A block of data:
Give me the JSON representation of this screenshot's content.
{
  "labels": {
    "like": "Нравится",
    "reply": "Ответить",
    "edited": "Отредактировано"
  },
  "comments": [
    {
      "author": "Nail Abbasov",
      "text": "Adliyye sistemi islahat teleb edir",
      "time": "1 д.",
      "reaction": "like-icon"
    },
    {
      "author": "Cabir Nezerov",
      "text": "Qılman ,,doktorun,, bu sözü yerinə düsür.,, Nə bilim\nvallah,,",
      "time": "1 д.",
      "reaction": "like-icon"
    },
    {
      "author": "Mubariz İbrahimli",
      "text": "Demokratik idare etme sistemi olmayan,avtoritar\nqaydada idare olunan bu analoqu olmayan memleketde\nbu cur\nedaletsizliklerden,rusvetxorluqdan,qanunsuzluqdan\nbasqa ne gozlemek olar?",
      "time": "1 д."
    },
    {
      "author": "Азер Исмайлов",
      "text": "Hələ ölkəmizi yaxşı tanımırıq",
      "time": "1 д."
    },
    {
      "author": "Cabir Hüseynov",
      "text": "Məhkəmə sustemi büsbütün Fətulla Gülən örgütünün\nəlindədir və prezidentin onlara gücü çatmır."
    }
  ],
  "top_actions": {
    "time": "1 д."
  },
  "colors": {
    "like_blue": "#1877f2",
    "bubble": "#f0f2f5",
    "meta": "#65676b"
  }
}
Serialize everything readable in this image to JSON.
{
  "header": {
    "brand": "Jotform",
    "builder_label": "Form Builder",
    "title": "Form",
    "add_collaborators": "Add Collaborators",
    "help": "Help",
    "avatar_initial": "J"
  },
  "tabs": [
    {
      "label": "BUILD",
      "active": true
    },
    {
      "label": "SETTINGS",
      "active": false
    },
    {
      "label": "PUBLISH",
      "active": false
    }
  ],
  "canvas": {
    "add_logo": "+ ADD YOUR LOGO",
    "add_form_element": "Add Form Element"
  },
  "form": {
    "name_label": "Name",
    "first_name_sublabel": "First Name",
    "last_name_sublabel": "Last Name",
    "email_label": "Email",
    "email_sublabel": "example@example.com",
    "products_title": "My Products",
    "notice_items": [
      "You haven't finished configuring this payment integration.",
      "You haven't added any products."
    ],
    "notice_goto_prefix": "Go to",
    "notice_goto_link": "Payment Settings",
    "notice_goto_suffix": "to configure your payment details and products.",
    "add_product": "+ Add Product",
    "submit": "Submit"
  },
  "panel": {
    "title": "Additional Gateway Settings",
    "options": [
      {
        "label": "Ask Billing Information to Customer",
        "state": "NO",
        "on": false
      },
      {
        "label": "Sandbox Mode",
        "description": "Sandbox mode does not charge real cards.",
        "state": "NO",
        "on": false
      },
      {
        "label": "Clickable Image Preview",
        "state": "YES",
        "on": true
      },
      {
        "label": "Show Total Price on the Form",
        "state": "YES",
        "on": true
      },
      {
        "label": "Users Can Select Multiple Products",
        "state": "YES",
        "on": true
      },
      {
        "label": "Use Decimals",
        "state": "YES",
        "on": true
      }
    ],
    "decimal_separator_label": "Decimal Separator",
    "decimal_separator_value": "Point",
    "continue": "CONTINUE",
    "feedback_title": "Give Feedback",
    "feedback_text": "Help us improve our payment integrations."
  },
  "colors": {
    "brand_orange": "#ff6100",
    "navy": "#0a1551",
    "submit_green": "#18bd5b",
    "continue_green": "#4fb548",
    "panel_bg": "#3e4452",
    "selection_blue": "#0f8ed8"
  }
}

● Goal: From the listing above, extract all records word for word.

● Answer:
Give me the JSON representation of this screenshot's content.
{
  "labels": {
    "like": "Нравится",
    "reply": "Ответить",
    "edited": "Отредактировано"
  },
  "comments": [
    {
      "author": "Nail Abbasov",
      "text": "Adliyye sistemi islahat teleb edir",
      "time": "1 д.",
      "reaction": "like-icon"
    },
    {
      "author": "Cabir Nezerov",
      "text": "Qılman ,,doktorun,, bu sözü yerinə düsür.,, Nə bilim\nvallah,,",
      "time": "1 д.",
      "reaction": "like-icon"
    },
    {
      "author": "Mubariz İbrahimli",
      "text": "Demokratik idare etme sistemi olmayan,avtoritar\nqaydada idare olunan bu analoqu olmayan memleketde\nbu cur\nedaletsizliklerden,rusvetxorluqdan,qanunsuzluqdan\nbasqa ne gozlemek olar?",
      "time": "1 д."
    },
    {
      "author": "Азер Исмайлов",
      "text": "Hələ ölkəmizi yaxşı tanımırıq",
      "time": "1 д."
    },
    {
      "author": "Cabir Hüseynov",
      "text": "Məhkəmə sustemi büsbütün Fətulla Gülən örgütünün\nəlindədir və prezidentin onlara gücü çatmır."
    }
  ],
  "top_actions": {
    "time": "1 д."
  },
  "colors": {
    "like_blue": "#1877f2",
    "bubble": "#f0f2f5",
    "meta": "#65676b"
  }
}
Serialize everything readable in this image to JSON.
{
  "header": {
    "brand": "Jotform",
    "builder_label": "Form Builder",
    "title": "Form",
    "add_collaborators": "Add Collaborators",
    "help": "Help",
    "avatar_initial": "J"
  },
  "tabs": [
    {
      "label": "BUILD",
      "active": true
    },
    {
      "label": "SETTINGS",
      "active": false
    },
    {
      "label": "PUBLISH",
      "active": false
    }
  ],
  "canvas": {
    "add_logo": "+ ADD YOUR LOGO",
    "add_form_element": "Add Form Element"
  },
  "form": {
    "name_label": "Name",
    "first_name_sublabel": "First Name",
    "last_name_sublabel": "Last Name",
    "email_label": "Email",
    "email_sublabel": "example@example.com",
    "products_title": "My Products",
    "notice_items": [
      "You haven't finished configuring this payment integration.",
      "You haven't added any products."
    ],
    "notice_goto_prefix": "Go to",
    "notice_goto_link": "Payment Settings",
    "notice_goto_suffix": "to configure your payment details and products.",
    "add_product": "+ Add Product",
    "submit": "Submit"
  },
  "panel": {
    "title": "Additional Gateway Settings",
    "options": [
      {
        "label": "Ask Billing Information to Customer",
        "state": "NO",
        "on": false
      },
      {
        "label": "Sandbox Mode",
        "description": "Sandbox mode does not charge real cards.",
        "state": "NO",
        "on": false
      },
      {
        "label": "Clickable Image Preview",
        "state": "YES",
        "on": true
      },
      {
        "label": "Show Total Price on the Form",
        "state": "YES",
        "on": true
      },
      {
        "label": "Users Can Select Multiple Products",
        "state": "YES",
        "on": true
      },
      {
        "label": "Use Decimals",
        "state": "YES",
        "on": true
      }
    ],
    "decimal_separator_label": "Decimal Separator",
    "decimal_separator_value": "Point",
    "continue": "CONTINUE",
    "feedback_title": "Give Feedback",
    "feedback_text": "Help us improve our payment integrations."
  },
  "colors": {
    "brand_orange": "#ff6100",
    "navy": "#0a1551",
    "submit_green": "#18bd5b",
    "continue_green": "#4fb548",
    "panel_bg": "#3e4452",
    "selection_blue": "#0f8ed8"
  }
}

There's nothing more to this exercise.